Locate all lines in the data below that hold "here" and show them.

**Stored data:**

▬▬▬

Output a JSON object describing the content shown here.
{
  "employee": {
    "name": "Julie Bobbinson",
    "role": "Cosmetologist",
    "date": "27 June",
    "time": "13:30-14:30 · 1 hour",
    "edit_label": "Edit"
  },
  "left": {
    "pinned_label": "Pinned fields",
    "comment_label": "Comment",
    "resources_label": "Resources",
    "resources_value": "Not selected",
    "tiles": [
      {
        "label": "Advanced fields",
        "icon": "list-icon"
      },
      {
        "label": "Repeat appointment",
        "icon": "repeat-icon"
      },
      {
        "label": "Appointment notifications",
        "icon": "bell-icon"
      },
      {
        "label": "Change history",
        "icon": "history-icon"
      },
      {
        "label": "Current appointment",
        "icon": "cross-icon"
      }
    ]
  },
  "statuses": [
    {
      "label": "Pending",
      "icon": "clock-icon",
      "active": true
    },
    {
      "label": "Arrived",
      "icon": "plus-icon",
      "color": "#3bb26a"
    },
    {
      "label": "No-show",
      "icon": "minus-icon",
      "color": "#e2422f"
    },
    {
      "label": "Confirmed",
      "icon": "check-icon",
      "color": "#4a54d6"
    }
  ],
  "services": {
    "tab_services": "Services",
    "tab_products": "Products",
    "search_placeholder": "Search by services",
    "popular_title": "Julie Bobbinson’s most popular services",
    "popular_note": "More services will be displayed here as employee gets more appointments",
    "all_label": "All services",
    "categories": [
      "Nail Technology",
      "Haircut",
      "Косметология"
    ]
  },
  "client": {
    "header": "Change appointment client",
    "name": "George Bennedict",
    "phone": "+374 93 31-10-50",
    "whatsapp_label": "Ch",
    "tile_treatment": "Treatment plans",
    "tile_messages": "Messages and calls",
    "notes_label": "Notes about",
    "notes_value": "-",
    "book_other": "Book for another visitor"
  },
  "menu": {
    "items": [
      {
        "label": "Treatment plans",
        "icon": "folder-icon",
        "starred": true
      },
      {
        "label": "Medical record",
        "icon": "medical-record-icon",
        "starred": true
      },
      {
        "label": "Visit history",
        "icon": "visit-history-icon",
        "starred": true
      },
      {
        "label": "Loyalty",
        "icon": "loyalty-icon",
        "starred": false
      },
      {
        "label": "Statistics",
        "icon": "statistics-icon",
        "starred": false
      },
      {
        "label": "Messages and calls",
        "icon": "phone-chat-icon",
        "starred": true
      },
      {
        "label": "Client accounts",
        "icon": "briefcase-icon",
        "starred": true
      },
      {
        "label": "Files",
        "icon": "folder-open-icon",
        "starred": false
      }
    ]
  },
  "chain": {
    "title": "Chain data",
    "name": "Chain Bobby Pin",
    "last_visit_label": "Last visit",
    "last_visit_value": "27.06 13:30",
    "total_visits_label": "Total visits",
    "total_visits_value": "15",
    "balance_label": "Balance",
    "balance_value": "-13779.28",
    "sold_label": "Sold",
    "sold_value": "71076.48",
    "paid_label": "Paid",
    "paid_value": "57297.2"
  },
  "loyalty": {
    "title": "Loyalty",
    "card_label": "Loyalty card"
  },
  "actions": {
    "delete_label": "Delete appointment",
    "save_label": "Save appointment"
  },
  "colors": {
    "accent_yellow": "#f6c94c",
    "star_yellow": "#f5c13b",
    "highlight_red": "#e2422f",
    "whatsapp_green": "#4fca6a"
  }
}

▬▬▬

**Solution for this problem:**
Output a JSON object describing the content shown here.
    "popular_note": "More services will be displayed here as employee gets more appointments",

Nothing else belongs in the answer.